* PASSAGE GIVEN
[Start]
Fouad Ajami had an odd fondness for Saudi Arabia. He was an Americanized, secular Shiite with European sensibilities who, truth be told, had pretty much burned out on the ugliness of the modern Arab world. He once smiled knowingly at the comment of the late, great Middle Eastern historian Charles Issawi: “Thank God it’s Friday: I can stop reading Arabic, Persian, and Turkish and go home and read Jane Austen.”
And yet even after the secular Arab world had devolved into pitiless tyrannies, after his homeland had become a feeding ground for the Lebanese Hizbollah, after 9/11, the Iraq and Afghan wars, and the hideousness of the Islamic State, Ajami retained a curiosity about and affection for Saudi Arabia. Perhaps because the country was a work in progress (Ajami died in 2014) where he wasn’t certain that everything would end in despair. Professors can get extraordinary entrée into foreign lands through their students; students can excite affection for peoples who seem unappealing in the headlines. Great scholars are often granted special dispensation to observe what others are denied. Ajami had a lot of access in a land that, despite its bedouin roots, doesn’t really have an open, gracious reflex towards strangers, let alone Shiite ones.
[End]
* ENTRIES PROVIDED
[Start]
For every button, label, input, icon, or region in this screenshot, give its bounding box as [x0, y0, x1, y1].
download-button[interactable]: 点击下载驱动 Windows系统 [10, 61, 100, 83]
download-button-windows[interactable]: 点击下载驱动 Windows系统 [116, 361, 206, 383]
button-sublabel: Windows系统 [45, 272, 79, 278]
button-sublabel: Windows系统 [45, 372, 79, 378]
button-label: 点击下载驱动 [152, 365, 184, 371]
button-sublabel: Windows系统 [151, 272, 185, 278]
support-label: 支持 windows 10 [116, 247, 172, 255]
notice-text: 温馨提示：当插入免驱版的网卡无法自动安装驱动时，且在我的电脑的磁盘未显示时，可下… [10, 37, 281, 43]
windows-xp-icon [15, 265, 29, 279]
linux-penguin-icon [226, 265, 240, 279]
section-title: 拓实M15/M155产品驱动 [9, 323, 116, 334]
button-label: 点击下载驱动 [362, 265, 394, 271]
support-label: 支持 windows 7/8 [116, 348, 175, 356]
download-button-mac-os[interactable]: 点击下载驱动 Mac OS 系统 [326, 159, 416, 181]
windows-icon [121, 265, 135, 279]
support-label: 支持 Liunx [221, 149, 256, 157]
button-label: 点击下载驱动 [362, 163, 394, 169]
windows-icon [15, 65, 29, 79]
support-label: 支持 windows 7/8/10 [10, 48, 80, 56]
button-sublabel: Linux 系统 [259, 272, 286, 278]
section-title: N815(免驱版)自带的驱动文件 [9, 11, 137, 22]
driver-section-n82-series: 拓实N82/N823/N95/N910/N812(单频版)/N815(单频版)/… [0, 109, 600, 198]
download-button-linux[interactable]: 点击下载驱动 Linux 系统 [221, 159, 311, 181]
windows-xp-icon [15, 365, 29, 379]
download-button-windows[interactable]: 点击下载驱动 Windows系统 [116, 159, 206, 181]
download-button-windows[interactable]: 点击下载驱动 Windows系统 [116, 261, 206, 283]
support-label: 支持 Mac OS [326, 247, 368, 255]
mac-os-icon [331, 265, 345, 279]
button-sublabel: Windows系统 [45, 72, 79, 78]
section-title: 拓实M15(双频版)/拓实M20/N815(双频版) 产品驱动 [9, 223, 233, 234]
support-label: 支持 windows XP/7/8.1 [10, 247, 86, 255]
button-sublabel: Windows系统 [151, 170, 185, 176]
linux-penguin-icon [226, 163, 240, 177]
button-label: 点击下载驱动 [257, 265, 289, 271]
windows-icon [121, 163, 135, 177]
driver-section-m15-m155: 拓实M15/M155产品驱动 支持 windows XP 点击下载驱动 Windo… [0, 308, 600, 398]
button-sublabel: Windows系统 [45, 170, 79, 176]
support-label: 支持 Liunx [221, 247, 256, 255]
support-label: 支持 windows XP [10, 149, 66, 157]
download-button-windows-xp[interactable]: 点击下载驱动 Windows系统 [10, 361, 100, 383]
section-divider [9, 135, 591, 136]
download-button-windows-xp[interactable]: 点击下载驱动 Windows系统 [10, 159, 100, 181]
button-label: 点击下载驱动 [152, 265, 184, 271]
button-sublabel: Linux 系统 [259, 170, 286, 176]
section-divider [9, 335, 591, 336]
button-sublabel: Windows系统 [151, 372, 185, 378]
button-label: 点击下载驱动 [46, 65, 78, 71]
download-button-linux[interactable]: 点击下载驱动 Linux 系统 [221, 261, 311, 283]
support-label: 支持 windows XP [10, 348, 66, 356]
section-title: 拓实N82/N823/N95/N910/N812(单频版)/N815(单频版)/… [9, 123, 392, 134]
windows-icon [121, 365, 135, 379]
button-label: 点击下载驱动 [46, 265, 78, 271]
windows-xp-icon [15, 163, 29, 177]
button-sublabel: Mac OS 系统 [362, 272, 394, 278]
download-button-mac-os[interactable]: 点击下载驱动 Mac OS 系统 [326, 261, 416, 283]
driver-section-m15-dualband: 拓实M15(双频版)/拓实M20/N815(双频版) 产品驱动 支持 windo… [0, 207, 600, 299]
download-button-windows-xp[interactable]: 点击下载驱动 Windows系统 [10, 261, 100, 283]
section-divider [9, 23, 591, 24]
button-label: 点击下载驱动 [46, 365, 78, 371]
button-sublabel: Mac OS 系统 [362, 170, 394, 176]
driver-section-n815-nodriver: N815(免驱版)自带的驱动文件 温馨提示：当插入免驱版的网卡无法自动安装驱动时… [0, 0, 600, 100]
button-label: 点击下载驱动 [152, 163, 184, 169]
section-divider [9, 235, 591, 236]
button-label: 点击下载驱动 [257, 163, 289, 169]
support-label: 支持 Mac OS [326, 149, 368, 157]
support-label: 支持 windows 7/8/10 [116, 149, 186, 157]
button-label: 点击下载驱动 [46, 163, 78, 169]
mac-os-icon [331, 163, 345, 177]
[End]
* PROBLEMS
A. In the passage on Fouad Ajami, what did Charles Issawi say he could go home and read on Friday?
B. Pick up the passage on Fouad Ajami and Saudi Arabia right after its final sentence and keep writing.

* THE RESULTS
A. Jane Austen.

B.
While reading Crosswinds, the Ways of Saudi Arabia, which he wrote more than a decade ago and then shelved after the turbulence of the Arab Spring, I thought of two books: The Arab Predicament: Arab Political Thought and Practice Since 1967, published in 1981, which made Ajami famous among scholars, and its more literary sequel, Dream Palace of the Arabs: A Generation’s Odyssey, published in 1998. Though the books differ greatly (Crosswinds is smaller in scope, more eclectic and personal), they are complementary: under Muhammad bin Salman, the crown prince, the Saudi Arabia that Ajami knew well is disappearing and becoming a modernizing Arab dictatorship. Until the coming of the Islamic State, this kind of “progress” was the most brutal part of the modern Arab predicament. With the continuing retrenchment of America, the country’s “splendid isolation” is closing.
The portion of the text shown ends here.